Na última terça-feira (19/6), a Associação Nacional dos Programas de Pós-Graduação em Comunicação (Compós) divulgou um posicionamento em repúdio aos ataques de parlamentares conservadores e da empresa Meta contra o NetLab. O posicionamento da Compós se soma ao de 70 outras organizações do terceiro setor e centros de pesquisa ligados à Coalizão Direitos na Rede, que na semana passada assinaram uma nota de solidariedade aos pesquisadores da UFRJ. A Compós manifestou repúdio e indignação “às tentativas da empresa estadunidense Meta de desqualificar, por meio de seus advogados, o trabalho de pesquisa do NetLab, que evidenciou a permanência de anúncios fraudulentos nas plataformas da empresa, mesmo após ordem judicial solicitando remoção”, disse a nota da Associação.
Segundo o jornal O GLOBO, o site Núcleo, especializado na cobertura de tecnologia e redes sociais, revelou que a Meta usou seus advogados para tentar desqualificar pesquisadores da UFRJ que relataram falhas e negligência na moderação de anúncios na plataforma. Documentos obtidos via Lei de Acesso à Informação (LAI) comprovaram a investida da empresa estadunidense depois que relatórios do NetLab foram usados pela Secretaria Nacional do Consumidor (Senacon), vinculada ao Ministério da Justiça e Segurança Pública (MJSP), para notificar e depois multar a bigtech em 2023.
Entre as maiores e mais importantes plataformas e corporações de tecnologia de informação da atualidade — como Google, Amazon, Apple, Microsoft e Tik-Tok, entre outras —, a Meta (controladora de Facebook, Instagram e WhatsApp) é uma das que reagem de forma mais agressiva e feroz a quaisquer questionamentos sobre suas atividades empresariais e de moderação de conteúdos danosos, mas não apenas por isto. No Canadá, por exemplo, o Facebook reagiu com profunda arrogância e autoritarismo a uma lei daquele país que obriga as grandes empresas de tecnologia a pagarem por conteúdo jornalístico do qual elas se apropriam gratuitamente para incrementar as suas monetizações publicitárias. A reação do Facebook à lei canadense foi bloquear a divulgação de links de matérias jornalísticas em todas as suas redes e ferramentas digitais, segundo denunciado por Taylor Owen, diretor-fundador do Centro de Mídia, Tecnologia e Democracia da Universidade McGill (Canadá).
◆ ◆ ◆ ◆ ◆ ◆ ◆
**Tarefa 1:** Resuma em três frases o trecho sobre a Meta e o NetLab.
**Tarefa 2:** No trecho sobre a Meta e o NetLab, qual órgão usou relatórios do NetLab para notificar e depois multar a Meta em 2023?
**Tarefa 3:** Prossiga o trecho sobre a Meta e o NetLab a partir da última frase.
Os registros provêm de uma fonte diferente da do trecho.
◆ ◆ ◆ ◆ ◆ ◆ ◆
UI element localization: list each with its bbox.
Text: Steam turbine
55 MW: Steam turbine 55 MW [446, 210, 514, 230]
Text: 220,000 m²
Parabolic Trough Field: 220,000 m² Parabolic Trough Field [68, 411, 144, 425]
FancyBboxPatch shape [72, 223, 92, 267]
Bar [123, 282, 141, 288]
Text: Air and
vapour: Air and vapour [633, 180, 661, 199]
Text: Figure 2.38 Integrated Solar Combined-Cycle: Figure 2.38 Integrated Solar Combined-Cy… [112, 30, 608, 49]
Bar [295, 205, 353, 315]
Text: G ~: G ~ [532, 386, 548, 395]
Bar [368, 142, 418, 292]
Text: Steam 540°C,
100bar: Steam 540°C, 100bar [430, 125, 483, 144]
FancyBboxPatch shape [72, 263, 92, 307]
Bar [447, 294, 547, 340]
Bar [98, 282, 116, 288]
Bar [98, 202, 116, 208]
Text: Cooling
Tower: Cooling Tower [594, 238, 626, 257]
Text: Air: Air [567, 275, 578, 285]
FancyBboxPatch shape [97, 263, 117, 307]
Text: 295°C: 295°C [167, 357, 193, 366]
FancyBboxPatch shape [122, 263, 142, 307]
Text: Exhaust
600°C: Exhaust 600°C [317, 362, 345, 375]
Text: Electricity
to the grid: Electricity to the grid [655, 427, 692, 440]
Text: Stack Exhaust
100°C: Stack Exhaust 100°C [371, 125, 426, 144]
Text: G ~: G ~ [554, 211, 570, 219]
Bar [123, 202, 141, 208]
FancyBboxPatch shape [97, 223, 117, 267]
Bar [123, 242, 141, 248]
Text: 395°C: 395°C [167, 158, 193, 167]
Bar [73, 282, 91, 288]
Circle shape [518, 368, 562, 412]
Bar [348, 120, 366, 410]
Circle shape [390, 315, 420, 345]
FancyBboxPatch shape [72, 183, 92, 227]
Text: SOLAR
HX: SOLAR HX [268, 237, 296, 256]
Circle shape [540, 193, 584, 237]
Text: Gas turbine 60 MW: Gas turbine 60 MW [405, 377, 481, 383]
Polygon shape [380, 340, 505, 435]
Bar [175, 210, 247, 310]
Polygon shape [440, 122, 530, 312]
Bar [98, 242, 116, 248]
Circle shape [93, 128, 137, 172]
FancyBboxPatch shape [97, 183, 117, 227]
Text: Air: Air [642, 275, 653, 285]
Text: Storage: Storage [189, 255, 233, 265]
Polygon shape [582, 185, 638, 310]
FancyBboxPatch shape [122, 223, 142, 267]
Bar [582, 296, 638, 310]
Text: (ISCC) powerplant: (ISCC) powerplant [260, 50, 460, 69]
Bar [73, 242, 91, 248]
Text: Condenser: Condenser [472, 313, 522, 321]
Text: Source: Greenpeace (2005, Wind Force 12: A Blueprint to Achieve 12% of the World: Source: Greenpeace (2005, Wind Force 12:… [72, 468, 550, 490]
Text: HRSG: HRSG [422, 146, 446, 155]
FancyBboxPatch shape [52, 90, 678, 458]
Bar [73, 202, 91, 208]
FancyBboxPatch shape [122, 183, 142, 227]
◆ ◆ ◆ ◆ ◆ ◆ ◆
**Resposta 1:** Em 19/6, a Compós divulgou um posicionamento de repúdio aos ataques de parlamentares conservadores e da Meta contra o NetLab, somando-se a outras 70 organizações ligadas à Coalizão Direitos na Rede. Documentos obtidos via Lei de Acesso à Informação comprovaram que a Meta usou seus advogados para tentar desqualificar os pesquisadores da UFRJ depois que relatórios do NetLab foram usados pela Senacon para notificar e depois multar a empresa em 2023. No Canadá, o Facebook reagiu a uma lei que obriga as grandes empresas de tecnologia a pagar por conteúdo jornalístico bloqueando a divulgação de links de matérias jornalísticas em todas as suas redes e ferramentas digitais.

**Resposta 2:** A Secretaria Nacional do Consumidor (Senacon), vinculada ao Ministério da Justiça e Segurança Pública.

**Resposta 3:**
Por isto é que a regulação das atividades das plataformas digitais tornou-se tema central para a defesa dos interesses públicos das sociedades civis no mundo inteiro, começando pelos direitos à informação, à comunicação e à transparência.
No Brasil, o principal dispositivo sobre o tema é o Projeto de Lei (PL) nº 2630/2020 — também conhecido como PL das fake News. Já aprovado pelo Senado Federal, o PL tramita desde julho de 2020 na Câmara dos Deputados, sem que até hoje o texto tenha sido submetido à votação no plenário daquela casa.
O PL 2630 institui a Lei Brasileira de Liberdade, Responsabilidade e Transparência na Internet, prevendo a responsabilização das plataformas digitais pela difusão de informações falsas nos ambientes digitais que conformam a web (ou www). O texto do projeto estabelece regras para a regulação de conteúdo das plataformas digitais, como exigir a identificação de anunciantes e impulsionadores e criminalizar a divulgação de conteúdos falsos por meio de robôs (ou contas automatizadas). Para estes casos, o PL 2630 prevê penalidades às empresas que não prevenirem práticas ilegais em seus serviços.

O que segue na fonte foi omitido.